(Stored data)
++++

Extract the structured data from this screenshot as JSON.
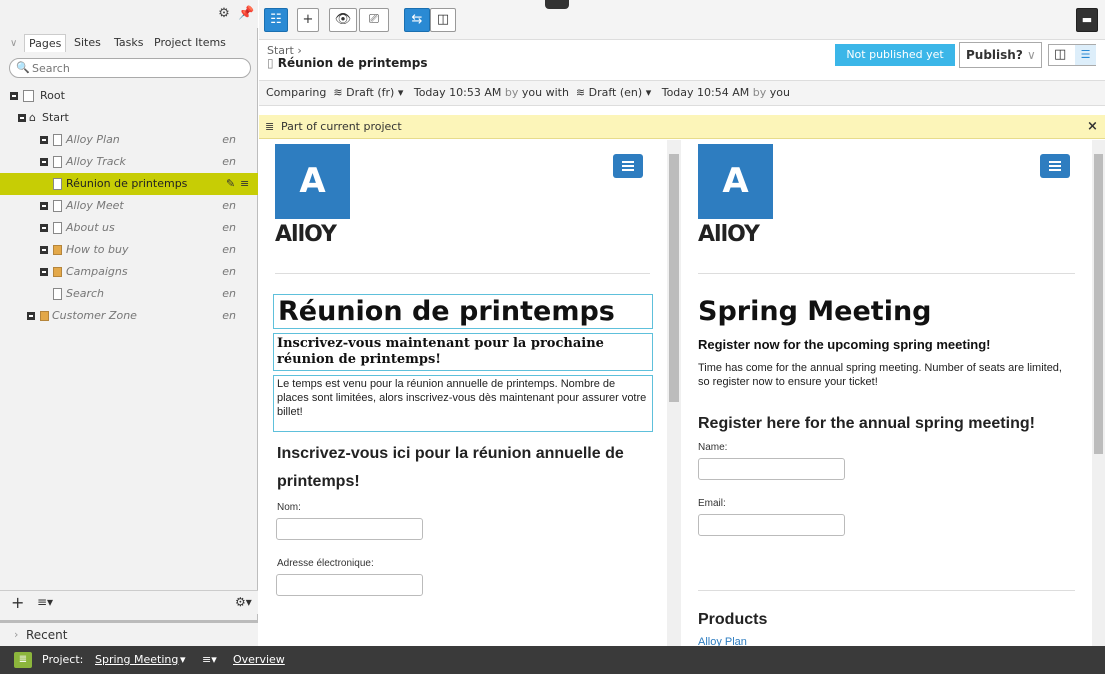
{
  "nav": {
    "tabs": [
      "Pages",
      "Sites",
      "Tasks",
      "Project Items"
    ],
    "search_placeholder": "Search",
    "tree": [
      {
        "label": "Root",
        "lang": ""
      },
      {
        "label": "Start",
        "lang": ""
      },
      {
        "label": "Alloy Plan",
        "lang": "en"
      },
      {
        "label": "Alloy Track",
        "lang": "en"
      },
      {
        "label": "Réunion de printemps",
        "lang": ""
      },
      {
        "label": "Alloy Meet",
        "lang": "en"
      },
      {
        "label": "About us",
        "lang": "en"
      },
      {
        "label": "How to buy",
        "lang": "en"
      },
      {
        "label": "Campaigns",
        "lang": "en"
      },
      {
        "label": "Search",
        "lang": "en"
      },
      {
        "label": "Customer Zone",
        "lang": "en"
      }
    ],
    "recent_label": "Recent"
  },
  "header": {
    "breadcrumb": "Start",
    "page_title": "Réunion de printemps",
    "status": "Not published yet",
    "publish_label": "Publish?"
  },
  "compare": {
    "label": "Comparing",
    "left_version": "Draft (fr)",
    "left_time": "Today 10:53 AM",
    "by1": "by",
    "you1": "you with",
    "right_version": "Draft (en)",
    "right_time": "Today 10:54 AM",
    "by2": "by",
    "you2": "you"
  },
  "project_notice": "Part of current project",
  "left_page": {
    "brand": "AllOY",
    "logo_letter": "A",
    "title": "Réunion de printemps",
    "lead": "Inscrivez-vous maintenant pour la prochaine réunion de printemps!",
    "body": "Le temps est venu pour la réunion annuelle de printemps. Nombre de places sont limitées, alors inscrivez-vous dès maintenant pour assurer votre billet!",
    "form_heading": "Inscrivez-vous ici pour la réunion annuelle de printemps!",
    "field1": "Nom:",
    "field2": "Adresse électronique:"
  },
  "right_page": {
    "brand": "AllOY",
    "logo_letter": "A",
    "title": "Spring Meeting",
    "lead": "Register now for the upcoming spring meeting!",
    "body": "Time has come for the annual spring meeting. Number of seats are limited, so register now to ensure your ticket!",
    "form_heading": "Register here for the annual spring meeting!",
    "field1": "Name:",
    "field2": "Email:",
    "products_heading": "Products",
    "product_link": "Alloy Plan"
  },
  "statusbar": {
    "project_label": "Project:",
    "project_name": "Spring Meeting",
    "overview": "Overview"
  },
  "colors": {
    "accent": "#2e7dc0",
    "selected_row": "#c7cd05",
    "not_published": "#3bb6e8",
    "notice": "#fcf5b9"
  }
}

++++

__REQUIRED WORK__. Omit all pictures while transcribing the entries verbatim.

__PROBLEM SOLUTION__.
Extract the structured data from this screenshot as JSON.
{
  "nav": {
    "tabs": [
      "Pages",
      "Sites",
      "Tasks",
      "Project Items"
    ],
    "search_placeholder": "Search",
    "tree": [
      {
        "label": "Root",
        "lang": ""
      },
      {
        "label": "Start",
        "lang": ""
      },
      {
        "label": "Alloy Plan",
        "lang": "en"
      },
      {
        "label": "Alloy Track",
        "lang": "en"
      },
      {
        "label": "Réunion de printemps",
        "lang": ""
      },
      {
        "label": "Alloy Meet",
        "lang": "en"
      },
      {
        "label": "About us",
        "lang": "en"
      },
      {
        "label": "How to buy",
        "lang": "en"
      },
      {
        "label": "Campaigns",
        "lang": "en"
      },
      {
        "label": "Search",
        "lang": "en"
      },
      {
        "label": "Customer Zone",
        "lang": "en"
      }
    ],
    "recent_label": "Recent"
  },
  "header": {
    "breadcrumb": "Start",
    "page_title": "Réunion de printemps",
    "status": "Not published yet",
    "publish_label": "Publish?"
  },
  "compare": {
    "label": "Comparing",
    "left_version": "Draft (fr)",
    "left_time": "Today 10:53 AM",
    "by1": "by",
    "you1": "you with",
    "right_version": "Draft (en)",
    "right_time": "Today 10:54 AM",
    "by2": "by",
    "you2": "you"
  },
  "project_notice": "Part of current project",
  "left_page": {
    "brand": "AllOY",
    "logo_letter": "A",
    "title": "Réunion de printemps",
    "lead": "Inscrivez-vous maintenant pour la prochaine réunion de printemps!",
    "body": "Le temps est venu pour la réunion annuelle de printemps. Nombre de places sont limitées, alors inscrivez-vous dès maintenant pour assurer votre billet!",
    "form_heading": "Inscrivez-vous ici pour la réunion annuelle de printemps!",
    "field1": "Nom:",
    "field2": "Adresse électronique:"
  },
  "right_page": {
    "brand": "AllOY",
    "logo_letter": "A",
    "title": "Spring Meeting",
    "lead": "Register now for the upcoming spring meeting!",
    "body": "Time has come for the annual spring meeting. Number of seats are limited, so register now to ensure your ticket!",
    "form_heading": "Register here for the annual spring meeting!",
    "field1": "Name:",
    "field2": "Email:",
    "products_heading": "Products",
    "product_link": "Alloy Plan"
  },
  "statusbar": {
    "project_label": "Project:",
    "project_name": "Spring Meeting",
    "overview": "Overview"
  },
  "colors": {
    "accent": "#2e7dc0",
    "selected_row": "#c7cd05",
    "not_published": "#3bb6e8",
    "notice": "#fcf5b9"
  }
}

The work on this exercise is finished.